• [Record excerpts]

'''

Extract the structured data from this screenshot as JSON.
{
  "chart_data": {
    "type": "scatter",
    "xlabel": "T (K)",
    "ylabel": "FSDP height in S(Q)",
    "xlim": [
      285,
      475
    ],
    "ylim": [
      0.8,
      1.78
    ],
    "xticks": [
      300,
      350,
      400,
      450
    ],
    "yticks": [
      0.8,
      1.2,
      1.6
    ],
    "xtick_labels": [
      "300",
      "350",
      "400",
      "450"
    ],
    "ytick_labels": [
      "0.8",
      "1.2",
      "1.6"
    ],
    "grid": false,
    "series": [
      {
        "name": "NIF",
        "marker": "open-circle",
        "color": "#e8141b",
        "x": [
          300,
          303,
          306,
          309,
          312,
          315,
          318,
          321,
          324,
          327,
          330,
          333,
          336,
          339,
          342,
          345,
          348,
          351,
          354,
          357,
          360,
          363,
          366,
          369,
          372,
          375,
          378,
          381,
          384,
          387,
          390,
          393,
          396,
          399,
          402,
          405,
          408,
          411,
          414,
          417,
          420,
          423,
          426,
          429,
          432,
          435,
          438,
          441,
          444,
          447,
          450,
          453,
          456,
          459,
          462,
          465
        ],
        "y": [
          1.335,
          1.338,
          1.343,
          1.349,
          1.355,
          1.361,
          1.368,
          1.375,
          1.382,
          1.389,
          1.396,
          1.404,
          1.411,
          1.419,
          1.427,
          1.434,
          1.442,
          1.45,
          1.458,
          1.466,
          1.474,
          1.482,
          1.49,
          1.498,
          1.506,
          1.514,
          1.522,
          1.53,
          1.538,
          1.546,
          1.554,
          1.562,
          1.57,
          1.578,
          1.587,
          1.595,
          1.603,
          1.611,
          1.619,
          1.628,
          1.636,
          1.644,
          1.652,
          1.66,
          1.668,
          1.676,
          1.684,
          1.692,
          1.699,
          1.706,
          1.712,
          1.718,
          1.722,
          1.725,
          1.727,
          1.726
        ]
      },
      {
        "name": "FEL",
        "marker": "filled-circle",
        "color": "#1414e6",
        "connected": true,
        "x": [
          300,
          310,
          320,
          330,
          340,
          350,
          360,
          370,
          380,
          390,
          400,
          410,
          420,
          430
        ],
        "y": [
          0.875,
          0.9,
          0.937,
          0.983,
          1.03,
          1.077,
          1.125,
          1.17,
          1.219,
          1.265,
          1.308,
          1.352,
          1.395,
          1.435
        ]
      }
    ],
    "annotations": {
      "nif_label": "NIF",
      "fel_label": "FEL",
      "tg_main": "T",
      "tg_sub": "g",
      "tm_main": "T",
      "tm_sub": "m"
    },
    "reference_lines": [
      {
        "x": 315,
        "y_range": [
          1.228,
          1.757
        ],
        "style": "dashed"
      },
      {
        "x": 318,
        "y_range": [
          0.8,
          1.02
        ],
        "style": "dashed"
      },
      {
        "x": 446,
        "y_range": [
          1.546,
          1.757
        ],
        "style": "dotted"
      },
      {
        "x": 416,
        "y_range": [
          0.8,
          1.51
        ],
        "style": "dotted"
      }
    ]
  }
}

'''

• [What the task requires] Pull out all lines in the data above that include "marker".

• [Written answer]
        "marker": "open-circle",
        "marker": "filled-circle",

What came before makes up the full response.